Items.
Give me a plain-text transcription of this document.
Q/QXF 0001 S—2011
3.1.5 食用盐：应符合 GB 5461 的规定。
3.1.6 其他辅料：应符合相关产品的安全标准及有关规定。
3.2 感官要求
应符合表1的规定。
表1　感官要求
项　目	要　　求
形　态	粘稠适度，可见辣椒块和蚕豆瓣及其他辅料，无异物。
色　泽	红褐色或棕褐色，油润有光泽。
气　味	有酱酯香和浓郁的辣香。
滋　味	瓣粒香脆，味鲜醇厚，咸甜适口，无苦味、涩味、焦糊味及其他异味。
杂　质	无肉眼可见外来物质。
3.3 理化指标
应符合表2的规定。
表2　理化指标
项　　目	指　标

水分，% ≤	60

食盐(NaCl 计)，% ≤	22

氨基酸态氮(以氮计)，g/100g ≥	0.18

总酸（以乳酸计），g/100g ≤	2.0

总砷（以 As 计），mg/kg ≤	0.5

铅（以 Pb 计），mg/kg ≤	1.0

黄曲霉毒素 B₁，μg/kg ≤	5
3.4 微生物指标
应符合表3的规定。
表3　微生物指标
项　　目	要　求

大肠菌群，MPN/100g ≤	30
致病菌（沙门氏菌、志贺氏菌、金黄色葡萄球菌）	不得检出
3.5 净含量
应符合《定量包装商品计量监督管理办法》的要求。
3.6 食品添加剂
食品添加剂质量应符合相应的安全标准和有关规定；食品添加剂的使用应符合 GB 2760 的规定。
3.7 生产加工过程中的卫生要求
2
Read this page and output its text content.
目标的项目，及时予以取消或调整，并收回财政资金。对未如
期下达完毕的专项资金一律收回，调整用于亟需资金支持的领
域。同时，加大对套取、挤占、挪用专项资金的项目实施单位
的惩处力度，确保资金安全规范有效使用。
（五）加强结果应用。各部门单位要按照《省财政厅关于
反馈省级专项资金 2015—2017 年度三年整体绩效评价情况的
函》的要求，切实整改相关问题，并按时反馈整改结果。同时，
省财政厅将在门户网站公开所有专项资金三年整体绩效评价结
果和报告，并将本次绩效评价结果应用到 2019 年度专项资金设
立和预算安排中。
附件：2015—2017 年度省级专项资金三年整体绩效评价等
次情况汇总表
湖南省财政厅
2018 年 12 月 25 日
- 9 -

Exercise task.
Return each line of the data exactly as written above.

Result below.
Give me a plain-text transcription of this document.
Q/QXF 0001 S—2011
3.1.5 食用盐：应符合 GB 5461 的规定。
3.1.6 其他辅料：应符合相关产品的安全标准及有关规定。
3.2 感官要求
应符合表1的规定。
表1　感官要求
项　目	要　　求
形　态	粘稠适度，可见辣椒块和蚕豆瓣及其他辅料，无异物。
色　泽	红褐色或棕褐色，油润有光泽。
气　味	有酱酯香和浓郁的辣香。
滋　味	瓣粒香脆，味鲜醇厚，咸甜适口，无苦味、涩味、焦糊味及其他异味。
杂　质	无肉眼可见外来物质。
3.3 理化指标
应符合表2的规定。
表2　理化指标
项　　目	指　标

水分，% ≤	60

食盐(NaCl 计)，% ≤	22

氨基酸态氮(以氮计)，g/100g ≥	0.18

总酸（以乳酸计），g/100g ≤	2.0

总砷（以 As 计），mg/kg ≤	0.5

铅（以 Pb 计），mg/kg ≤	1.0

黄曲霉毒素 B₁，μg/kg ≤	5
3.4 微生物指标
应符合表3的规定。
表3　微生物指标
项　　目	要　求

大肠菌群，MPN/100g ≤	30
致病菌（沙门氏菌、志贺氏菌、金黄色葡萄球菌）	不得检出
3.5 净含量
应符合《定量包装商品计量监督管理办法》的要求。
3.6 食品添加剂
食品添加剂质量应符合相应的安全标准和有关规定；食品添加剂的使用应符合 GB 2760 的规定。
3.7 生产加工过程中的卫生要求
2
Read this page and output its text content.
目标的项目，及时予以取消或调整，并收回财政资金。对未如
期下达完毕的专项资金一律收回，调整用于亟需资金支持的领
域。同时，加大对套取、挤占、挪用专项资金的项目实施单位
的惩处力度，确保资金安全规范有效使用。
（五）加强结果应用。各部门单位要按照《省财政厅关于
反馈省级专项资金 2015—2017 年度三年整体绩效评价情况的
函》的要求，切实整改相关问题，并按时反馈整改结果。同时，
省财政厅将在门户网站公开所有专项资金三年整体绩效评价结
果和报告，并将本次绩效评价结果应用到 2019 年度专项资金设
立和预算安排中。
附件：2015—2017 年度省级专项资金三年整体绩效评价等
次情况汇总表
湖南省财政厅
2018 年 12 月 25 日
- 9 -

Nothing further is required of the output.